EXERCISE INSTRUCTIONS => Answer with a single number: how many lines in the listing below include "true"?

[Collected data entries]
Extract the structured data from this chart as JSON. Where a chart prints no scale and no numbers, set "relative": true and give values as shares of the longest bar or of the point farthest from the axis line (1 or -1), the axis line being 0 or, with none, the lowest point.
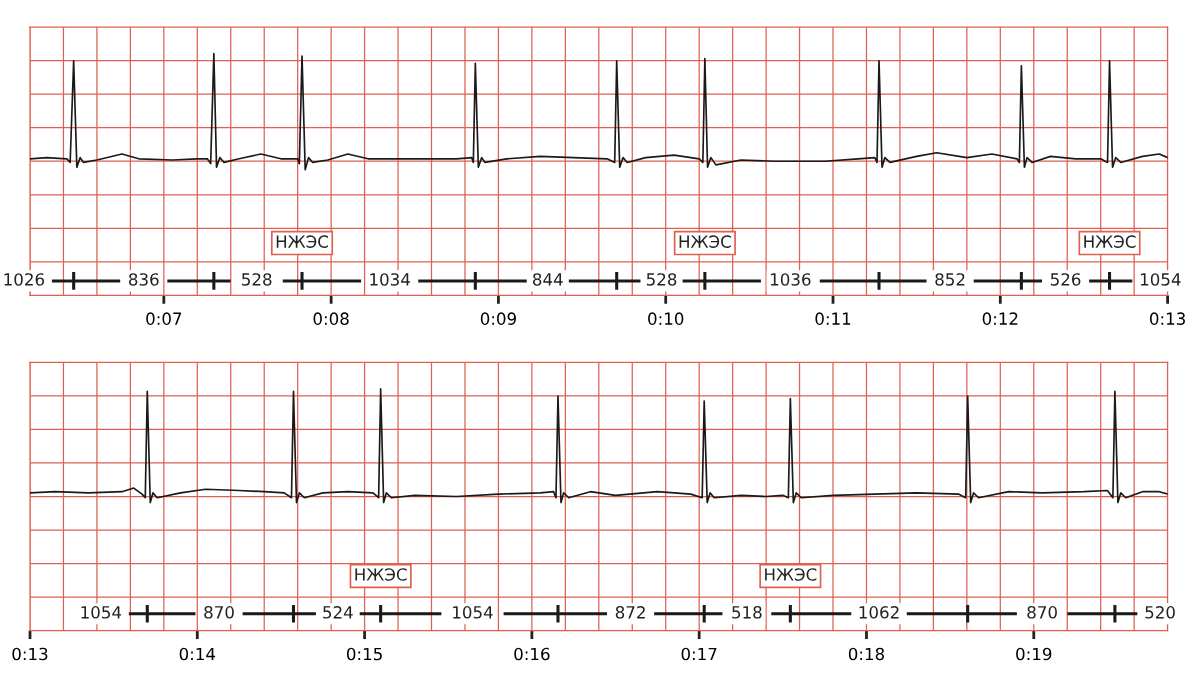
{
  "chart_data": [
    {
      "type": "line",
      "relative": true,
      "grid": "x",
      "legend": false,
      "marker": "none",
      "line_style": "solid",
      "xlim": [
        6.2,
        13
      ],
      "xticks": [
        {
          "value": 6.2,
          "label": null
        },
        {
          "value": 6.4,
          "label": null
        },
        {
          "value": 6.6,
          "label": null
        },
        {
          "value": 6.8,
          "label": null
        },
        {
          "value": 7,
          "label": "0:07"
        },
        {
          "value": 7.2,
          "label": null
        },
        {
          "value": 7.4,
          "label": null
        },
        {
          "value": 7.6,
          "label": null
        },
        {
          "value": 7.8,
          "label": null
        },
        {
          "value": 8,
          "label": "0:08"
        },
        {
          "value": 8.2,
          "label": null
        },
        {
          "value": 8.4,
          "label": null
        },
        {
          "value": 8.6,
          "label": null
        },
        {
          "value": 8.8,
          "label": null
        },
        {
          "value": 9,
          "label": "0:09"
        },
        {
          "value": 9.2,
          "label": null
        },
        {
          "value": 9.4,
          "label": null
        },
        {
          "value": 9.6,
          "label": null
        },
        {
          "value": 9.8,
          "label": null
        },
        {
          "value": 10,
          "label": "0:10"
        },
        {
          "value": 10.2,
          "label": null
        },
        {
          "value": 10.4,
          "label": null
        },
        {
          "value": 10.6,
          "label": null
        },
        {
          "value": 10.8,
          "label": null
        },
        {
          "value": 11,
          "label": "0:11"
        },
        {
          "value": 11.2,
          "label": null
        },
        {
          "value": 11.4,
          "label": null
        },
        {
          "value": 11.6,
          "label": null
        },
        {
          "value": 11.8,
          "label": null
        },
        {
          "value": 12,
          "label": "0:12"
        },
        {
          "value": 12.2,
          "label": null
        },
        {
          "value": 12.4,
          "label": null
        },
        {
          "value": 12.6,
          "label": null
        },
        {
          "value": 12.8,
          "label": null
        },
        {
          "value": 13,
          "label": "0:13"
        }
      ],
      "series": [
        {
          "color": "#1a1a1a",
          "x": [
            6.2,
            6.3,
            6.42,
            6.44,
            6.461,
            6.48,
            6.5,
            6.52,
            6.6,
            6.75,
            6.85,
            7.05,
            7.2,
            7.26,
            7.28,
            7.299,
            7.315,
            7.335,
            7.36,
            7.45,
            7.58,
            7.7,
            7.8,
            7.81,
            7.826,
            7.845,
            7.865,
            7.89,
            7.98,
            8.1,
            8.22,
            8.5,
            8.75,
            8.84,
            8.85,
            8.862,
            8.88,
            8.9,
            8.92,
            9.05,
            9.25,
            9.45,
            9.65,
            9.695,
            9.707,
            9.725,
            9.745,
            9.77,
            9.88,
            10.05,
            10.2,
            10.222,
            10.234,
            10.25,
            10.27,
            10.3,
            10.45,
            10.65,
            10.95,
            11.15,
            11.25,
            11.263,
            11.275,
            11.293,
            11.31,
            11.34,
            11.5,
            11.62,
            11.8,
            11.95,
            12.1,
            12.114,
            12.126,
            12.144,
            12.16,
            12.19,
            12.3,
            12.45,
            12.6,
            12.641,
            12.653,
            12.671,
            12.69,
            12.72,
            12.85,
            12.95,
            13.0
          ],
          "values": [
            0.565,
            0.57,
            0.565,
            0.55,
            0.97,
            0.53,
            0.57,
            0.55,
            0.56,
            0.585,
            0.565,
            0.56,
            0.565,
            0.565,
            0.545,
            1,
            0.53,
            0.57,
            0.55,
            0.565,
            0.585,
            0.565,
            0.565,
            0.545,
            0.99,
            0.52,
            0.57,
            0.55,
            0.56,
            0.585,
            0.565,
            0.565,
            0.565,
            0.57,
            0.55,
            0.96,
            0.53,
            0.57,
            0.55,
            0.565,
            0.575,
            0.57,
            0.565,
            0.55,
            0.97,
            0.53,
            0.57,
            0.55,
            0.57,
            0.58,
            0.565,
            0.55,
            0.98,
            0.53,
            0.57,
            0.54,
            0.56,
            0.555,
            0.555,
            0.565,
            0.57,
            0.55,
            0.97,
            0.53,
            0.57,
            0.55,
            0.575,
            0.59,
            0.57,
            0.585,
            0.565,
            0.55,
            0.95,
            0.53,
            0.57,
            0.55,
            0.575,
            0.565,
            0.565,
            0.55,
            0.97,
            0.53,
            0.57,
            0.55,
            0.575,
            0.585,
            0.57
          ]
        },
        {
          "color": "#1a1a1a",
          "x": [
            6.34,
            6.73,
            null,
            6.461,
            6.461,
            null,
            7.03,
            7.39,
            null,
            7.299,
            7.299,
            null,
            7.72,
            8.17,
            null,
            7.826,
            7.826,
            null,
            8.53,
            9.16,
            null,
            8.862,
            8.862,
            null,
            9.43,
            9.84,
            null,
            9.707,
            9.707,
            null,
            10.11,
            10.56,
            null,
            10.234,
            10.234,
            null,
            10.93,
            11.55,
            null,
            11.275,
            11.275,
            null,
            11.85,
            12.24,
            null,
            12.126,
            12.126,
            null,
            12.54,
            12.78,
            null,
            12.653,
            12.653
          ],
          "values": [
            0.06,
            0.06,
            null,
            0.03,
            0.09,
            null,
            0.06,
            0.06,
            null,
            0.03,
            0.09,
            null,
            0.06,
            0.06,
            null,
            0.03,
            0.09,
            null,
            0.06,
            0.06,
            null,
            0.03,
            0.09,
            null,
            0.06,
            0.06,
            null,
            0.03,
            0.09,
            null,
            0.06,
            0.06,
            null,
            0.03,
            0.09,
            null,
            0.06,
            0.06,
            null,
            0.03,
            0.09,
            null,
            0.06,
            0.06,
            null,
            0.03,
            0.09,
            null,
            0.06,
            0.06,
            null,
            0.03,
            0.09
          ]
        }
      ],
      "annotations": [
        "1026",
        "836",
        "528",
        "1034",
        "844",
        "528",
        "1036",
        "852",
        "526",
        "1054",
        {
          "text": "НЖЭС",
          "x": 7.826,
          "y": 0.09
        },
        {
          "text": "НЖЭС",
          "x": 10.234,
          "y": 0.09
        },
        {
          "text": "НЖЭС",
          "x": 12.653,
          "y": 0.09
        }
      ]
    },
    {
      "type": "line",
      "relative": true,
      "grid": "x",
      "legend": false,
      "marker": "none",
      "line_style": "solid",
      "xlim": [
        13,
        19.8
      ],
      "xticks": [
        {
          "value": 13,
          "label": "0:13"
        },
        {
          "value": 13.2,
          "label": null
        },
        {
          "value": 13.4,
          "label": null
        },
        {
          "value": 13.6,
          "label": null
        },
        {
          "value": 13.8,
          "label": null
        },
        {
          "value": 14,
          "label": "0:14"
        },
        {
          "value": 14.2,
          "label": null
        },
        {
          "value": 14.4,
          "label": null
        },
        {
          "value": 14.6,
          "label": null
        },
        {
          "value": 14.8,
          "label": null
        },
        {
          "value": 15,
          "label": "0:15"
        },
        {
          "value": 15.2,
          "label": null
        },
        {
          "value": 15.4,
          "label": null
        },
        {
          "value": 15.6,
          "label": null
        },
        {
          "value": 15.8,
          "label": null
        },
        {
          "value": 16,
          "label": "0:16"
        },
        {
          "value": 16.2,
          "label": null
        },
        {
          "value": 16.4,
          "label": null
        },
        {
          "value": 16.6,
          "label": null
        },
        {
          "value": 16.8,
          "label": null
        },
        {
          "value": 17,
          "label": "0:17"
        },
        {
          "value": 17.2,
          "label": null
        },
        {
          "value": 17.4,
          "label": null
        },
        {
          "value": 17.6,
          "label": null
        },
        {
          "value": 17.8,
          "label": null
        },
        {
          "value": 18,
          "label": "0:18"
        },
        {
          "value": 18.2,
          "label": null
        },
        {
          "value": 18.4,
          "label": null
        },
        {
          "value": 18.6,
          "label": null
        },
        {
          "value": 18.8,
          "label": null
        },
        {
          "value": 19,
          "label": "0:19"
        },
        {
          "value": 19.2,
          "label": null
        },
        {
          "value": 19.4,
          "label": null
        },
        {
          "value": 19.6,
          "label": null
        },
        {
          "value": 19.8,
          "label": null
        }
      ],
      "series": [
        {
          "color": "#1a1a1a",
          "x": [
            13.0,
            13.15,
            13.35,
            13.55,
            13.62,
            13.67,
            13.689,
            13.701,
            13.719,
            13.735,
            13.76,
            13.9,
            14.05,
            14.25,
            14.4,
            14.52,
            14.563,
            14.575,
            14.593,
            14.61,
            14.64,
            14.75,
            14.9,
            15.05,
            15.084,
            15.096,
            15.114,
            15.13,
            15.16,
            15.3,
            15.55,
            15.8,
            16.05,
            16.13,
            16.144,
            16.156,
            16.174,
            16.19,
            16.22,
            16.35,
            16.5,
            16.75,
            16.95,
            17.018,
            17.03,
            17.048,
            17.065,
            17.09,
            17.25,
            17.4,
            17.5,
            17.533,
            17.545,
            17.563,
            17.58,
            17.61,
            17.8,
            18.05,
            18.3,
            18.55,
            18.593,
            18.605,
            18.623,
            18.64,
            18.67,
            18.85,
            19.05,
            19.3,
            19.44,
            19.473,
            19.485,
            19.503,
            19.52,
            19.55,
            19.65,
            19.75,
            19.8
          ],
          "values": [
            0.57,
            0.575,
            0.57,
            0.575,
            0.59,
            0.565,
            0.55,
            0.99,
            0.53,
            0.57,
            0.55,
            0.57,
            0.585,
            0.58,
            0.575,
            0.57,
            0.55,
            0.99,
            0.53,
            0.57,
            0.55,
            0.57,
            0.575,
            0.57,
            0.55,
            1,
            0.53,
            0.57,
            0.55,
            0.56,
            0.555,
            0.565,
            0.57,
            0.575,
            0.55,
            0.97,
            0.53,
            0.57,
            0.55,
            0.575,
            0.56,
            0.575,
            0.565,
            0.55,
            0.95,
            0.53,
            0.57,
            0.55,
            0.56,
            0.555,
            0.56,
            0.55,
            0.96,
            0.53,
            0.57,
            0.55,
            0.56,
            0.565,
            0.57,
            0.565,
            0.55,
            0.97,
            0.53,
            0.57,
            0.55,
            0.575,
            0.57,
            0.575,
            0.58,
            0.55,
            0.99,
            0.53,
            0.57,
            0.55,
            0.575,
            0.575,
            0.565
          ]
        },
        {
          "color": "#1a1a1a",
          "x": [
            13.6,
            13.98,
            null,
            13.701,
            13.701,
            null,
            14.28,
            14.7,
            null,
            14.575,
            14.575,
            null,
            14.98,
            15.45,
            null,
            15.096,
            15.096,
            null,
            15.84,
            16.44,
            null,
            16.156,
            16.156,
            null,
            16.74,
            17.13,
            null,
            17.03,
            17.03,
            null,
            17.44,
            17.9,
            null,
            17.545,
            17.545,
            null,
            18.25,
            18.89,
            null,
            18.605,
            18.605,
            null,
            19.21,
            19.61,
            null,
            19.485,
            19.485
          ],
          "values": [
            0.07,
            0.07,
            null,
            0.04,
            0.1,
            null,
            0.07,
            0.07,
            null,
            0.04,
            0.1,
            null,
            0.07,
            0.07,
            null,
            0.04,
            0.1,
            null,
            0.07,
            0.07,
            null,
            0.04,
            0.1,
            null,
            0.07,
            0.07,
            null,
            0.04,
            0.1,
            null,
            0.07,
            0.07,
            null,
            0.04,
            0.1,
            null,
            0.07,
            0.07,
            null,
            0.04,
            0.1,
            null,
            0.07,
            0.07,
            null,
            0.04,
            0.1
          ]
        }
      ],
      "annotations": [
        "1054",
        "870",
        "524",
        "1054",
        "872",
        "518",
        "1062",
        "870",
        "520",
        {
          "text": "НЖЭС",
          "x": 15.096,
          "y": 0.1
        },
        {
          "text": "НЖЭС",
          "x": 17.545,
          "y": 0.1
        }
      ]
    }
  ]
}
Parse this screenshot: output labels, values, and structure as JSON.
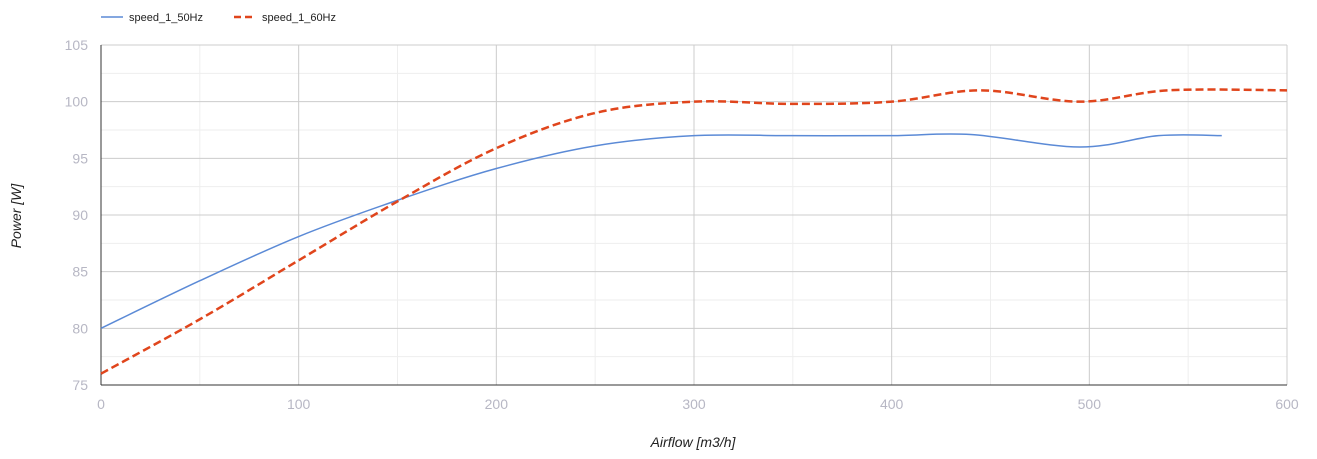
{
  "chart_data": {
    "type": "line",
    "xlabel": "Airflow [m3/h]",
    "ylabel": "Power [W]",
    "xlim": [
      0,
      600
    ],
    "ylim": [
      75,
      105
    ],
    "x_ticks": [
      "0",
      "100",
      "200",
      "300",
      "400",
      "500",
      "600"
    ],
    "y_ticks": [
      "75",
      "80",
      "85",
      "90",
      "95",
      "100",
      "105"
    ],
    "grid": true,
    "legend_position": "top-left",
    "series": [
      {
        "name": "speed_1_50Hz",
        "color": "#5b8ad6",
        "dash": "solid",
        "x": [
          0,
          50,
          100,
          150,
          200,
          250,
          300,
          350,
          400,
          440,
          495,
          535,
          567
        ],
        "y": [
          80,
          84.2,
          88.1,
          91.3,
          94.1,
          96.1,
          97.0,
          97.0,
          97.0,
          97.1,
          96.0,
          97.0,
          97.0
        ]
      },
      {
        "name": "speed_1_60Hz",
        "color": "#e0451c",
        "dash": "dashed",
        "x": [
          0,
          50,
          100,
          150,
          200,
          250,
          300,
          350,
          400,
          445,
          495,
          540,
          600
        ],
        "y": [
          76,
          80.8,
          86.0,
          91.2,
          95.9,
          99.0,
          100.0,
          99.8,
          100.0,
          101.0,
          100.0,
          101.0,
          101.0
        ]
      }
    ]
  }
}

RESPONSE BELOW => 4